* TASK GOAL
Determine the count of lines holding "text" and give that count alone.

◆ ◆ ◆ ◆ ◆

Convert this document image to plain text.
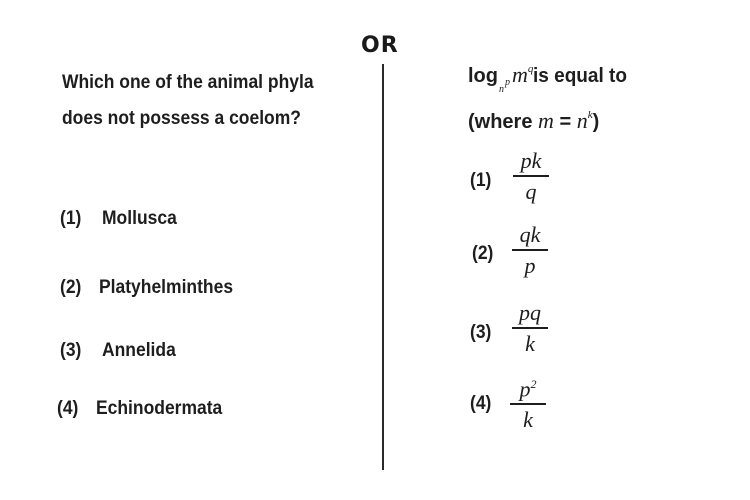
OR
Which one of the animal phyla
does not possess a coelom?
(1) Mollusca
(2) Platyhelminthes
(3) Annelida
(4) Echinodermata
log
n
p $m^qis$ equal to
(where $m = n^k$)
(1)
pk
q
(2)
qk
p
(3)
pq
k
(4)
$p^2$
k
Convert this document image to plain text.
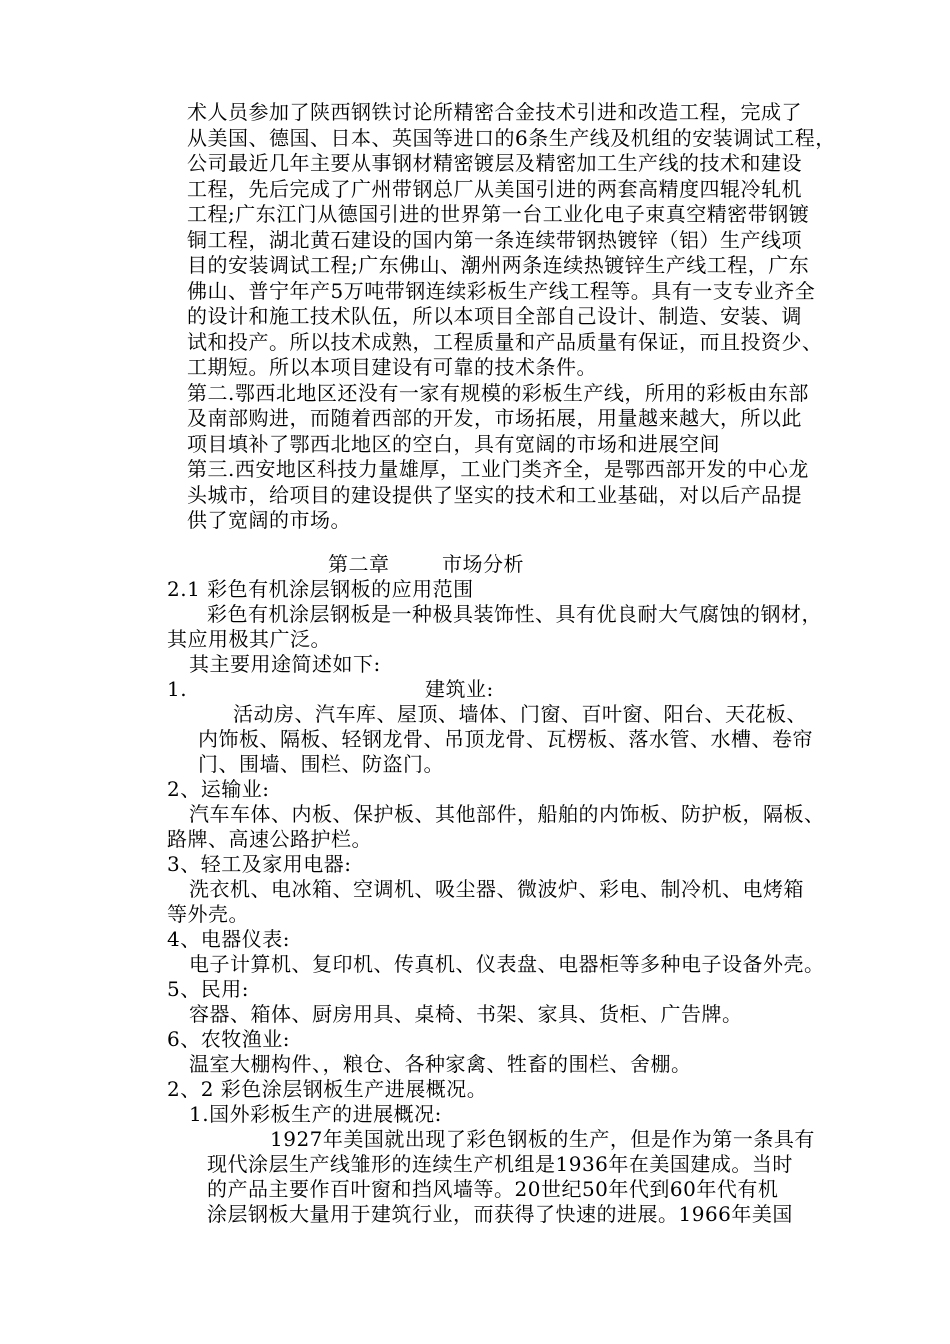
术人员参加了陕西钢铁讨论所精密合金技术引进和改造工程，完成了

从美国、德国、日本、英国等进口的6条生产线及机组的安装调试工程，

公司最近几年主要从事钢材精密镀层及精密加工生产线的技术和建设

工程，先后完成了广州带钢总厂从美国引进的两套高精度四辊冷轧机

工程;广东江门从德国引进的世界第一台工业化电子束真空精密带钢镀

铜工程，湖北黄石建设的国内第一条连续带钢热镀锌（铝）生产线项

目的安装调试工程;广东佛山、潮州两条连续热镀锌生产线工程，广东

佛山、普宁年产5万吨带钢连续彩板生产线工程等。具有一支专业齐全

的设计和施工技术队伍，所以本项目全部自己设计、制造、安装、调

试和投产。所以技术成熟，工程质量和产品质量有保证，而且投资少、

工期短。所以本项目建设有可靠的技术条件。

第二.鄂西北地区还没有一家有规模的彩板生产线，所用的彩板由东部

及南部购进，而随着西部的开发，市场拓展，用量越来越大，所以此

项目填补了鄂西北地区的空白，具有宽阔的市场和进展空间

第三.西安地区科技力量雄厚，工业门类齐全，是鄂西部开发的中心龙

头城市，给项目的建设提供了坚实的技术和工业基础，对以后产品提

供了宽阔的市场。

第二章	市场分析

2.1 彩色有机涂层钢板的应用范围

彩色有机涂层钢板是一种极具装饰性、具有优良耐大气腐蚀的钢材，

其应用极其广泛。

其主要用途简述如下:

1.	建筑业:

活动房、汽车库、屋顶、墙体、门窗、百叶窗、阳台、天花板、

内饰板、隔板、轻钢龙骨、吊顶龙骨、瓦楞板、落水管、水槽、卷帘

门、围墙、围栏、防盗门。

2、运输业:

汽车车体、内板、保护板、其他部件，船舶的内饰板、防护板，隔板、

路牌、高速公路护栏。

3、轻工及家用电器:

洗衣机、电冰箱、空调机、吸尘器、微波炉、彩电、制冷机、电烤箱

等外壳。

4、电器仪表:

电子计算机、复印机、传真机、仪表盘、电器柜等多种电子设备外壳。

5、民用:

容器、箱体、厨房用具、桌椅、书架、家具、货柜、广告牌。

6、农牧渔业:

温室大棚构件、，粮仓、各种家禽、牲畜的围栏、舍棚。

2、2 彩色涂层钢板生产进展概况。

1.国外彩板生产的进展概况:

1927年美国就出现了彩色钢板的生产，但是作为第一条具有

现代涂层生产线雏形的连续生产机组是1936年在美国建成。当时

的产品主要作百叶窗和挡风墙等。20世纪50年代到60年代有机

涂层钢板大量用于建筑行业，而获得了快速的进展。1966年美国
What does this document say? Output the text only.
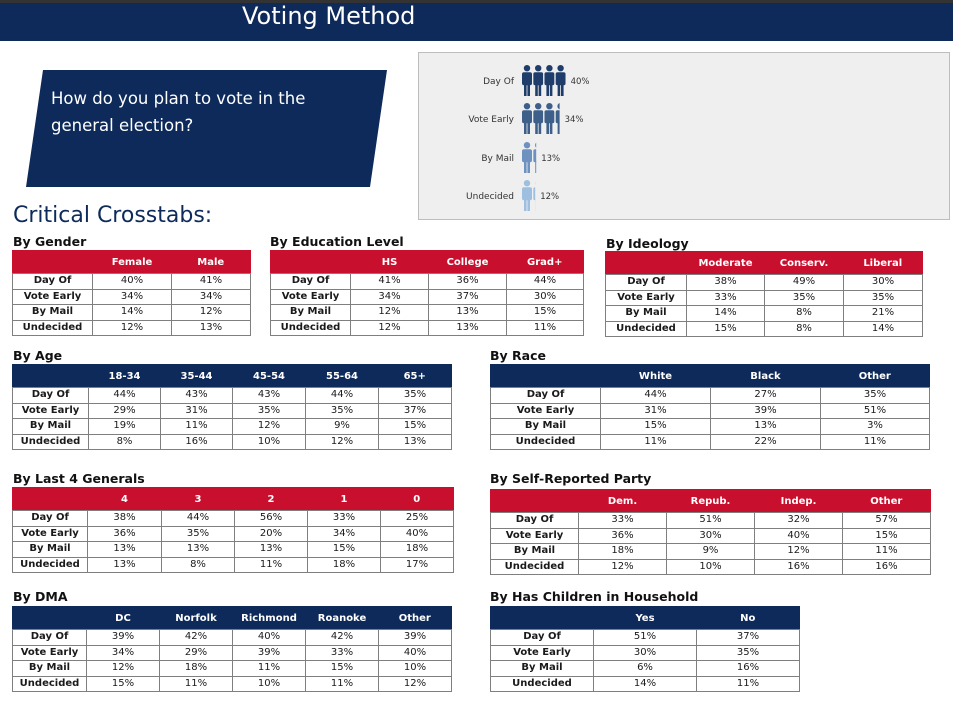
Voting Method
How do you plan to vote in the general election?
Day Of	40%
Vote Early	34%
By Mail	13%
Undecided	12%
Critical Crosstabs:
By Gender
	Female	Male
Day Of	40%	41%
Vote Early	34%	34%
By Mail	14%	12%
Undecided	12%	13%
By Education Level
	HS	College	Grad+
Day Of	41%	36%	44%
Vote Early	34%	37%	30%
By Mail	12%	13%	15%
Undecided	12%	13%	11%
By Ideology
	Moderate	Conserv.	Liberal
Day Of	38%	49%	30%
Vote Early	33%	35%	35%
By Mail	14%	8%	21%
Undecided	15%	8%	14%
By Age
	18-34	35-44	45-54	55-64	65+
Day Of	44%	43%	43%	44%	35%
Vote Early	29%	31%	35%	35%	37%
By Mail	19%	11%	12%	9%	15%
Undecided	8%	16%	10%	12%	13%
By Race
	White	Black	Other
Day Of	44%	27%	35%
Vote Early	31%	39%	51%
By Mail	15%	13%	3%
Undecided	11%	22%	11%
By Last 4 Generals
	4	3	2	1	0
Day Of	38%	44%	56%	33%	25%
Vote Early	36%	35%	20%	34%	40%
By Mail	13%	13%	13%	15%	18%
Undecided	13%	8%	11%	18%	17%
By Self-Reported Party
	Dem.	Repub.	Indep.	Other
Day Of	33%	51%	32%	57%
Vote Early	36%	30%	40%	15%
By Mail	18%	9%	12%	11%
Undecided	12%	10%	16%	16%
By DMA
	DC	Norfolk	Richmond	Roanoke	Other
Day Of	39%	42%	40%	42%	39%
Vote Early	34%	29%	39%	33%	40%
By Mail	12%	18%	11%	15%	10%
Undecided	15%	11%	10%	11%	12%
By Has Children in Household
	Yes	No
Day Of	51%	37%
Vote Early	30%	35%
By Mail	6%	16%
Undecided	14%	11%
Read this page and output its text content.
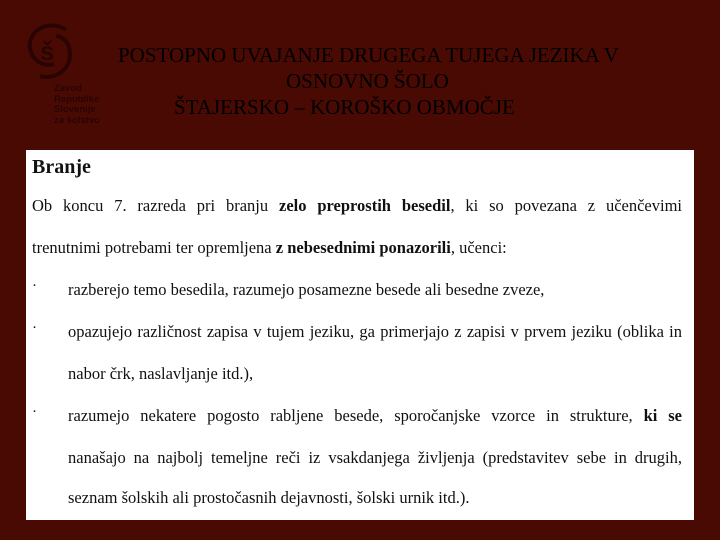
š
Zavod
Republike
Slovenije
za šolstvo
POSTOPNO UVAJANJE DRUGEGA TUJEGA JEZIKA V
OSNOVNO ŠOLO
ŠTAJERSKO – KOROŠKO OBMOČJE
Branje
Ob koncu 7. razreda pri branju zelo preprostih besedil, ki so povezana z učenčevimi
trenutnimi potrebami ter opremljena z nebesednimi ponazorili, učenci:
· razberejo temo besedila, razumejo posamezne besede ali besedne zveze,
· opazujejo različnost zapisa v tujem jeziku, ga primerjajo z zapisi v prvem jeziku (oblika in
nabor črk, naslavljanje itd.),
· razumejo nekatere pogosto rabljene besede, sporočanjske vzorce in strukture, ki se
nanašajo na najbolj temeljne reči iz vsakdanjega življenja (predstavitev sebe in drugih,
seznam šolskih ali prostočasnih dejavnosti, šolski urnik itd.).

◆ ◆ ◆ ◆ ◆

* WORKED SOLUTION
4